### WHAT YOU WILL DO
Write out the data below in full. Keep it exact.

### GIVEN DATA
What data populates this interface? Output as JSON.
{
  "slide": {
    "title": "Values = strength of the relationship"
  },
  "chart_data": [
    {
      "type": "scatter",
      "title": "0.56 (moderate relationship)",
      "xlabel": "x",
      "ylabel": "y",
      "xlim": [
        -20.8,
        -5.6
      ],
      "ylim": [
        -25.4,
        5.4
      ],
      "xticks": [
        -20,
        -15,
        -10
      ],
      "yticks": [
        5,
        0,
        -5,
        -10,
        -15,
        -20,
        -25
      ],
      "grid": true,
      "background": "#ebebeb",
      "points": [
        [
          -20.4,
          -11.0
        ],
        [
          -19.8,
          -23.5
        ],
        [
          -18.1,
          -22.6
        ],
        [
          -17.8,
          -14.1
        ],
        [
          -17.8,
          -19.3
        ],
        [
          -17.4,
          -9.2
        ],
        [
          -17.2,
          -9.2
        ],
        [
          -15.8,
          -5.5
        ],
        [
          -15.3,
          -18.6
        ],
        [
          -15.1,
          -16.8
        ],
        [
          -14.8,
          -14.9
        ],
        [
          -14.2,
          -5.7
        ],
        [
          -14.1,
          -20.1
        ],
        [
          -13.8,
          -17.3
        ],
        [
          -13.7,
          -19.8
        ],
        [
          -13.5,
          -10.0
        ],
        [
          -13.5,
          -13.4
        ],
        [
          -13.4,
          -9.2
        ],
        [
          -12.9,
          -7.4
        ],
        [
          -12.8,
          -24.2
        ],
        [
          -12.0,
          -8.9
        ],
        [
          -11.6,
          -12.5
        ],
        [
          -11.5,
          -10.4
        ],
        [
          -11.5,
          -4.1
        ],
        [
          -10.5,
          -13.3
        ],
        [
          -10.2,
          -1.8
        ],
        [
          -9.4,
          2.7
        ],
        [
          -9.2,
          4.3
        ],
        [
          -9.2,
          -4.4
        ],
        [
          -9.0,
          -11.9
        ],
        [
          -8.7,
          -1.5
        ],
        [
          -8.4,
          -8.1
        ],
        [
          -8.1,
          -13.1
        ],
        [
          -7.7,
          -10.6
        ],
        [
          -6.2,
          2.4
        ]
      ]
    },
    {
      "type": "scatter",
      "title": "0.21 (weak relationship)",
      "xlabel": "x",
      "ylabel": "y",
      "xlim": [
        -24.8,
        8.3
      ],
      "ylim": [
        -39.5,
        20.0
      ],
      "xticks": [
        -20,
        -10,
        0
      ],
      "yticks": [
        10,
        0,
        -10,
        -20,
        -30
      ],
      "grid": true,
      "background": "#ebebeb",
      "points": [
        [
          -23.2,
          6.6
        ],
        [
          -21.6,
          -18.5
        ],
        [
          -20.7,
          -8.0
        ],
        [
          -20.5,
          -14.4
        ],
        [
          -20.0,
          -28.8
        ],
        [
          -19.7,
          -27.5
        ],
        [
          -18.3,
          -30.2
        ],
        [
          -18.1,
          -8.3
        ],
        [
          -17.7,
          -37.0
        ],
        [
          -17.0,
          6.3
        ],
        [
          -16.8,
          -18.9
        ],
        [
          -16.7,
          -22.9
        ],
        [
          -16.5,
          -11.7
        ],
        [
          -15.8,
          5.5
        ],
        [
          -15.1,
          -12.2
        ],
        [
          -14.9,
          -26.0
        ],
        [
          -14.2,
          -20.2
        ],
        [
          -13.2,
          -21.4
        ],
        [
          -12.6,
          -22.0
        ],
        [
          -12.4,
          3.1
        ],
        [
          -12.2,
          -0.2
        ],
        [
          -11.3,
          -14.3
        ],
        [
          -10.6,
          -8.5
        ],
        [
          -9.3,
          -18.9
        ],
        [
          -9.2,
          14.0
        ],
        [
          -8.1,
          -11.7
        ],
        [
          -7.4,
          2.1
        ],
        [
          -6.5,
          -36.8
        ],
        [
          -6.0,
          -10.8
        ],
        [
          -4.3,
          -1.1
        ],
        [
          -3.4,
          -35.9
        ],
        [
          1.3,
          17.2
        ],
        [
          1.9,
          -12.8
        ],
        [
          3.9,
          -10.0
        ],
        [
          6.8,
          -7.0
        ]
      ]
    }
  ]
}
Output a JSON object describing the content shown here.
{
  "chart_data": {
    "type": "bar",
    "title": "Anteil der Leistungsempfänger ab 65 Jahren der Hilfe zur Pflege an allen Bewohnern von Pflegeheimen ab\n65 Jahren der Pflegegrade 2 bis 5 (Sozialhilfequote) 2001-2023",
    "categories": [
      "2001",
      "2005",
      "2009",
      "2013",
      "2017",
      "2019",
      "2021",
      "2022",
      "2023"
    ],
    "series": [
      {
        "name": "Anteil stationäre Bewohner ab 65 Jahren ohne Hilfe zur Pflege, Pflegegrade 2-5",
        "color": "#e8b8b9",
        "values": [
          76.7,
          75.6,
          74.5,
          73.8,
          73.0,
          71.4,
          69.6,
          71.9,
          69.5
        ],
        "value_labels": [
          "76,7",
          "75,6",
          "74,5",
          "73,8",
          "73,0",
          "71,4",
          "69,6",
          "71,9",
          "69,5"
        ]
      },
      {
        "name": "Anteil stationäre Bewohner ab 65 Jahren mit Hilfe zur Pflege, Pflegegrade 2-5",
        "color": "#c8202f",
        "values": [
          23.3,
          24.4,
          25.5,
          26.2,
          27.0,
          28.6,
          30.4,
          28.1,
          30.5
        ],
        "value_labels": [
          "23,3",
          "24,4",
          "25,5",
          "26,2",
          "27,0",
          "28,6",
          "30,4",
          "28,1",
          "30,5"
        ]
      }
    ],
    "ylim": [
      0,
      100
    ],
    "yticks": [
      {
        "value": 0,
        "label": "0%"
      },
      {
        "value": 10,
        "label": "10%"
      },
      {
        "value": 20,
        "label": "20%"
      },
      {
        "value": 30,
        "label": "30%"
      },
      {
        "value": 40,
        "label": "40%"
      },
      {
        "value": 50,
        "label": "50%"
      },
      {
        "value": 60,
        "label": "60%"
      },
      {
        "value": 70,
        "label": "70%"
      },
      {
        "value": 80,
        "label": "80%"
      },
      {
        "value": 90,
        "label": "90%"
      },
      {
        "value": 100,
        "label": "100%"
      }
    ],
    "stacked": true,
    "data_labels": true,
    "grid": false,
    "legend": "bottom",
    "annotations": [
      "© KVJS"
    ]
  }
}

### SOLUTION TO THE PROBLEM
What data populates this interface? Output as JSON.
{
  "slide": {
    "title": "Values = strength of the relationship"
  },
  "chart_data": [
    {
      "type": "scatter",
      "title": "0.56 (moderate relationship)",
      "xlabel": "x",
      "ylabel": "y",
      "xlim": [
        -20.8,
        -5.6
      ],
      "ylim": [
        -25.4,
        5.4
      ],
      "xticks": [
        -20,
        -15,
        -10
      ],
      "yticks": [
        5,
        0,
        -5,
        -10,
        -15,
        -20,
        -25
      ],
      "grid": true,
      "background": "#ebebeb",
      "points": [
        [
          -20.4,
          -11.0
        ],
        [
          -19.8,
          -23.5
        ],
        [
          -18.1,
          -22.6
        ],
        [
          -17.8,
          -14.1
        ],
        [
          -17.8,
          -19.3
        ],
        [
          -17.4,
          -9.2
        ],
        [
          -17.2,
          -9.2
        ],
        [
          -15.8,
          -5.5
        ],
        [
          -15.3,
          -18.6
        ],
        [
          -15.1,
          -16.8
        ],
        [
          -14.8,
          -14.9
        ],
        [
          -14.2,
          -5.7
        ],
        [
          -14.1,
          -20.1
        ],
        [
          -13.8,
          -17.3
        ],
        [
          -13.7,
          -19.8
        ],
        [
          -13.5,
          -10.0
        ],
        [
          -13.5,
          -13.4
        ],
        [
          -13.4,
          -9.2
        ],
        [
          -12.9,
          -7.4
        ],
        [
          -12.8,
          -24.2
        ],
        [
          -12.0,
          -8.9
        ],
        [
          -11.6,
          -12.5
        ],
        [
          -11.5,
          -10.4
        ],
        [
          -11.5,
          -4.1
        ],
        [
          -10.5,
          -13.3
        ],
        [
          -10.2,
          -1.8
        ],
        [
          -9.4,
          2.7
        ],
        [
          -9.2,
          4.3
        ],
        [
          -9.2,
          -4.4
        ],
        [
          -9.0,
          -11.9
        ],
        [
          -8.7,
          -1.5
        ],
        [
          -8.4,
          -8.1
        ],
        [
          -8.1,
          -13.1
        ],
        [
          -7.7,
          -10.6
        ],
        [
          -6.2,
          2.4
        ]
      ]
    },
    {
      "type": "scatter",
      "title": "0.21 (weak relationship)",
      "xlabel": "x",
      "ylabel": "y",
      "xlim": [
        -24.8,
        8.3
      ],
      "ylim": [
        -39.5,
        20.0
      ],
      "xticks": [
        -20,
        -10,
        0
      ],
      "yticks": [
        10,
        0,
        -10,
        -20,
        -30
      ],
      "grid": true,
      "background": "#ebebeb",
      "points": [
        [
          -23.2,
          6.6
        ],
        [
          -21.6,
          -18.5
        ],
        [
          -20.7,
          -8.0
        ],
        [
          -20.5,
          -14.4
        ],
        [
          -20.0,
          -28.8
        ],
        [
          -19.7,
          -27.5
        ],
        [
          -18.3,
          -30.2
        ],
        [
          -18.1,
          -8.3
        ],
        [
          -17.7,
          -37.0
        ],
        [
          -17.0,
          6.3
        ],
        [
          -16.8,
          -18.9
        ],
        [
          -16.7,
          -22.9
        ],
        [
          -16.5,
          -11.7
        ],
        [
          -15.8,
          5.5
        ],
        [
          -15.1,
          -12.2
        ],
        [
          -14.9,
          -26.0
        ],
        [
          -14.2,
          -20.2
        ],
        [
          -13.2,
          -21.4
        ],
        [
          -12.6,
          -22.0
        ],
        [
          -12.4,
          3.1
        ],
        [
          -12.2,
          -0.2
        ],
        [
          -11.3,
          -14.3
        ],
        [
          -10.6,
          -8.5
        ],
        [
          -9.3,
          -18.9
        ],
        [
          -9.2,
          14.0
        ],
        [
          -8.1,
          -11.7
        ],
        [
          -7.4,
          2.1
        ],
        [
          -6.5,
          -36.8
        ],
        [
          -6.0,
          -10.8
        ],
        [
          -4.3,
          -1.1
        ],
        [
          -3.4,
          -35.9
        ],
        [
          1.3,
          17.2
        ],
        [
          1.9,
          -12.8
        ],
        [
          3.9,
          -10.0
        ],
        [
          6.8,
          -7.0
        ]
      ]
    }
  ]
}
Output a JSON object describing the content shown here.
{
  "chart_data": {
    "type": "bar",
    "title": "Anteil der Leistungsempfänger ab 65 Jahren der Hilfe zur Pflege an allen Bewohnern von Pflegeheimen ab\n65 Jahren der Pflegegrade 2 bis 5 (Sozialhilfequote) 2001-2023",
    "categories": [
      "2001",
      "2005",
      "2009",
      "2013",
      "2017",
      "2019",
      "2021",
      "2022",
      "2023"
    ],
    "series": [
      {
        "name": "Anteil stationäre Bewohner ab 65 Jahren ohne Hilfe zur Pflege, Pflegegrade 2-5",
        "color": "#e8b8b9",
        "values": [
          76.7,
          75.6,
          74.5,
          73.8,
          73.0,
          71.4,
          69.6,
          71.9,
          69.5
        ],
        "value_labels": [
          "76,7",
          "75,6",
          "74,5",
          "73,8",
          "73,0",
          "71,4",
          "69,6",
          "71,9",
          "69,5"
        ]
      },
      {
        "name": "Anteil stationäre Bewohner ab 65 Jahren mit Hilfe zur Pflege, Pflegegrade 2-5",
        "color": "#c8202f",
        "values": [
          23.3,
          24.4,
          25.5,
          26.2,
          27.0,
          28.6,
          30.4,
          28.1,
          30.5
        ],
        "value_labels": [
          "23,3",
          "24,4",
          "25,5",
          "26,2",
          "27,0",
          "28,6",
          "30,4",
          "28,1",
          "30,5"
        ]
      }
    ],
    "ylim": [
      0,
      100
    ],
    "yticks": [
      {
        "value": 0,
        "label": "0%"
      },
      {
        "value": 10,
        "label": "10%"
      },
      {
        "value": 20,
        "label": "20%"
      },
      {
        "value": 30,
        "label": "30%"
      },
      {
        "value": 40,
        "label": "40%"
      },
      {
        "value": 50,
        "label": "50%"
      },
      {
        "value": 60,
        "label": "60%"
      },
      {
        "value": 70,
        "label": "70%"
      },
      {
        "value": 80,
        "label": "80%"
      },
      {
        "value": 90,
        "label": "90%"
      },
      {
        "value": 100,
        "label": "100%"
      }
    ],
    "stacked": true,
    "data_labels": true,
    "grid": false,
    "legend": "bottom",
    "annotations": [
      "© KVJS"
    ]
  }
}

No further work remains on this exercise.